▶ [Task instructions]:
Pictures stay out of the copy; restate everything else in the material exactly.

▶ [Stored items]:
>>>>>

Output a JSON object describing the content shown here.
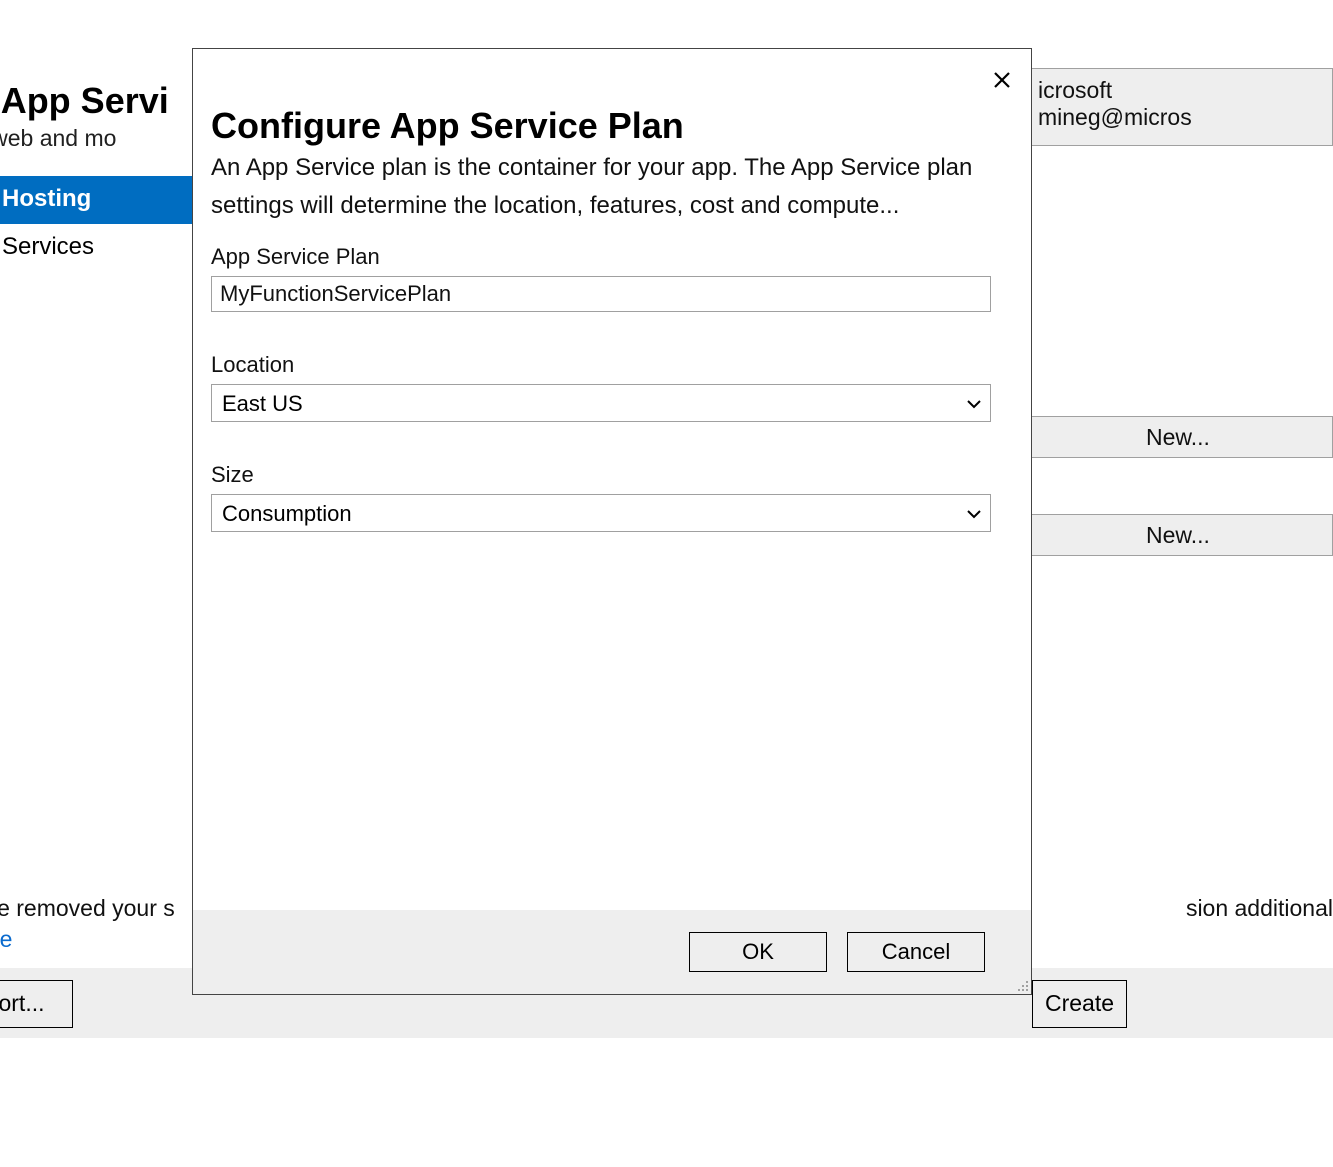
{
  "background": {
    "title_fragment": "ate App Servi",
    "subtitle_fragment": "your web and mo",
    "identity_line1": "icrosoft",
    "identity_line2": "mineg@micros",
    "sidebar": {
      "items": [
        {
          "label": "Hosting",
          "active": true
        },
        {
          "label": "Services",
          "active": false
        }
      ]
    },
    "new_button_label": "New...",
    "removed_text_fragment": "have removed your s",
    "additional_text_fragment": "sion additional",
    "more_link_label": "More",
    "bottom_ort_label": "ort...",
    "bottom_create_label": "Create"
  },
  "modal": {
    "title": "Configure App Service Plan",
    "description": "An App Service plan is the container for your app. The App Service plan settings will determine the location, features, cost and compute...",
    "fields": {
      "plan": {
        "label": "App Service Plan",
        "value": "MyFunctionServicePlan"
      },
      "location": {
        "label": "Location",
        "value": "East US",
        "options": [
          "East US"
        ]
      },
      "size": {
        "label": "Size",
        "value": "Consumption",
        "options": [
          "Consumption"
        ]
      }
    },
    "buttons": {
      "ok": "OK",
      "cancel": "Cancel"
    }
  }
}
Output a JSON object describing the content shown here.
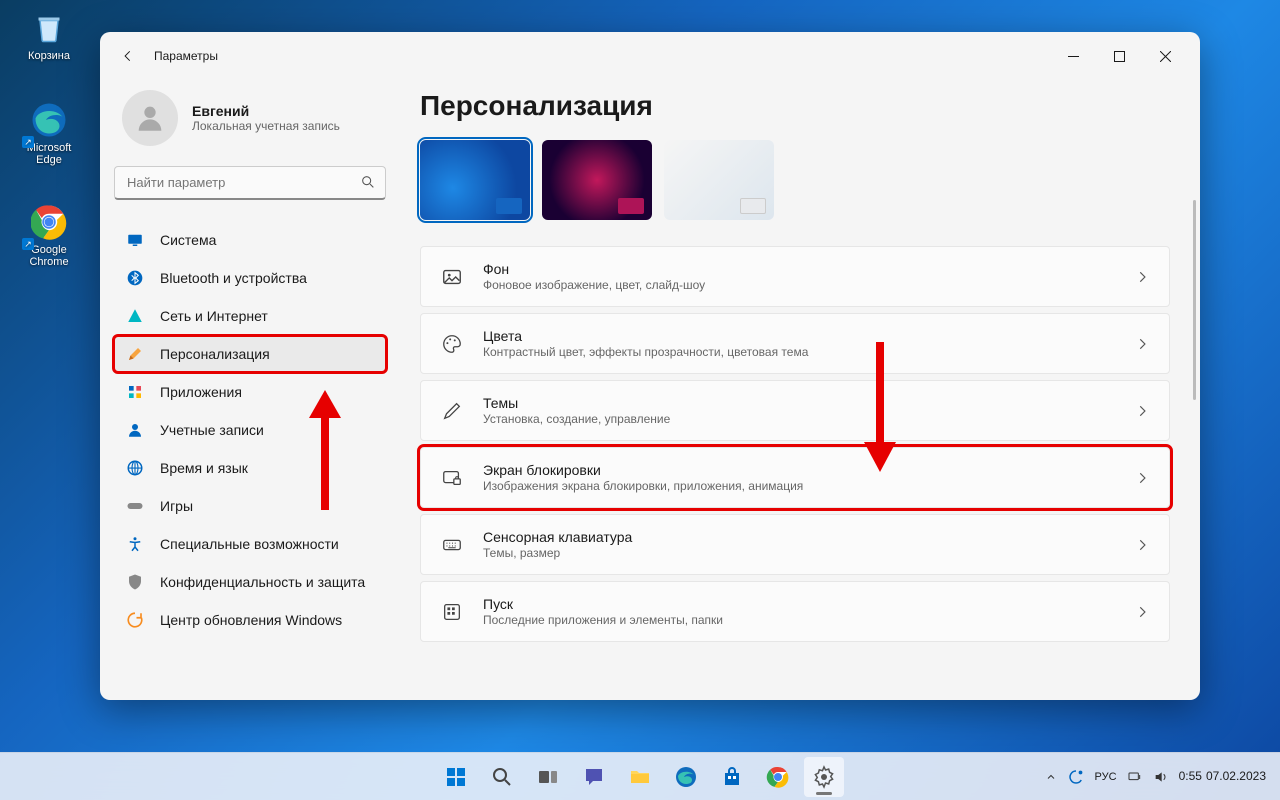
{
  "desktop": {
    "items": [
      {
        "label": "Корзина"
      },
      {
        "label": "Microsoft Edge"
      },
      {
        "label": "Google Chrome"
      }
    ]
  },
  "window": {
    "title": "Параметры",
    "user": {
      "name": "Евгений",
      "sub": "Локальная учетная запись"
    },
    "search_placeholder": "Найти параметр",
    "nav": [
      {
        "label": "Система"
      },
      {
        "label": "Bluetooth и устройства"
      },
      {
        "label": "Сеть и Интернет"
      },
      {
        "label": "Персонализация"
      },
      {
        "label": "Приложения"
      },
      {
        "label": "Учетные записи"
      },
      {
        "label": "Время и язык"
      },
      {
        "label": "Игры"
      },
      {
        "label": "Специальные возможности"
      },
      {
        "label": "Конфиденциальность и защита"
      },
      {
        "label": "Центр обновления Windows"
      }
    ],
    "heading": "Персонализация",
    "cards": [
      {
        "title": "Фон",
        "sub": "Фоновое изображение, цвет, слайд-шоу"
      },
      {
        "title": "Цвета",
        "sub": "Контрастный цвет, эффекты прозрачности, цветовая тема"
      },
      {
        "title": "Темы",
        "sub": "Установка, создание, управление"
      },
      {
        "title": "Экран блокировки",
        "sub": "Изображения экрана блокировки, приложения, анимация"
      },
      {
        "title": "Сенсорная клавиатура",
        "sub": "Темы, размер"
      },
      {
        "title": "Пуск",
        "sub": "Последние приложения и элементы, папки"
      }
    ]
  },
  "tray": {
    "lang": "РУС",
    "time": "0:55",
    "date": "07.02.2023"
  }
}
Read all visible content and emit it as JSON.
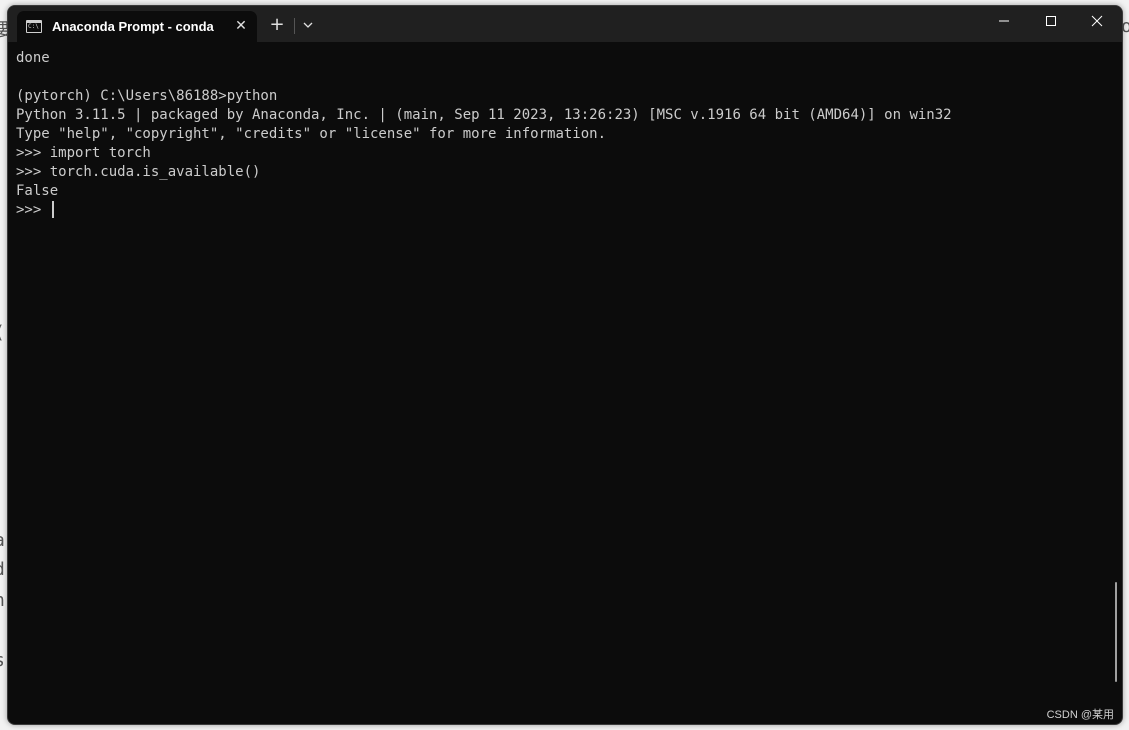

<<<<<

▶ [Written response]:
Output a JSON object describing the content shown here.
{
  "background": {
    "title_fragment": "ate App Servi",
    "subtitle_fragment": "your web and mo",
    "identity_line1": "icrosoft",
    "identity_line2": "mineg@micros",
    "sidebar": {
      "items": [
        {
          "label": "Hosting",
          "active": true
        },
        {
          "label": "Services",
          "active": false
        }
      ]
    },
    "new_button_label": "New...",
    "removed_text_fragment": "have removed your s",
    "additional_text_fragment": "sion additional",
    "more_link_label": "More",
    "bottom_ort_label": "ort...",
    "bottom_create_label": "Create"
  },
  "modal": {
    "title": "Configure App Service Plan",
    "description": "An App Service plan is the container for your app. The App Service plan settings will determine the location, features, cost and compute...",
    "fields": {
      "plan": {
        "label": "App Service Plan",
        "value": "MyFunctionServicePlan"
      },
      "location": {
        "label": "Location",
        "value": "East US",
        "options": [
          "East US"
        ]
      },
      "size": {
        "label": "Size",
        "value": "Consumption",
        "options": [
          "Consumption"
        ]
      }
    },
    "buttons": {
      "ok": "OK",
      "cancel": "Cancel"
    }
  }
}
Output a JSON object describing the content shown here.
{
  "desktop": {
    "items": [
      {
        "label": "Корзина"
      },
      {
        "label": "Microsoft Edge"
      },
      {
        "label": "Google Chrome"
      }
    ]
  },
  "window": {
    "title": "Параметры",
    "user": {
      "name": "Евгений",
      "sub": "Локальная учетная запись"
    },
    "search_placeholder": "Найти параметр",
    "nav": [
      {
        "label": "Система"
      },
      {
        "label": "Bluetooth и устройства"
      },
      {
        "label": "Сеть и Интернет"
      },
      {
        "label": "Персонализация"
      },
      {
        "label": "Приложения"
      },
      {
        "label": "Учетные записи"
      },
      {
        "label": "Время и язык"
      },
      {
        "label": "Игры"
      },
      {
        "label": "Специальные возможности"
      },
      {
        "label": "Конфиденциальность и защита"
      },
      {
        "label": "Центр обновления Windows"
      }
    ],
    "heading": "Персонализация",
    "cards": [
      {
        "title": "Фон",
        "sub": "Фоновое изображение, цвет, слайд-шоу"
      },
      {
        "title": "Цвета",
        "sub": "Контрастный цвет, эффекты прозрачности, цветовая тема"
      },
      {
        "title": "Темы",
        "sub": "Установка, создание, управление"
      },
      {
        "title": "Экран блокировки",
        "sub": "Изображения экрана блокировки, приложения, анимация"
      },
      {
        "title": "Сенсорная клавиатура",
        "sub": "Темы, размер"
      },
      {
        "title": "Пуск",
        "sub": "Последние приложения и элементы, папки"
      }
    ]
  },
  "tray": {
    "lang": "РУС",
    "time": "0:55",
    "date": "07.02.2023"
  }
}
Read all visible content and emit it as JSON.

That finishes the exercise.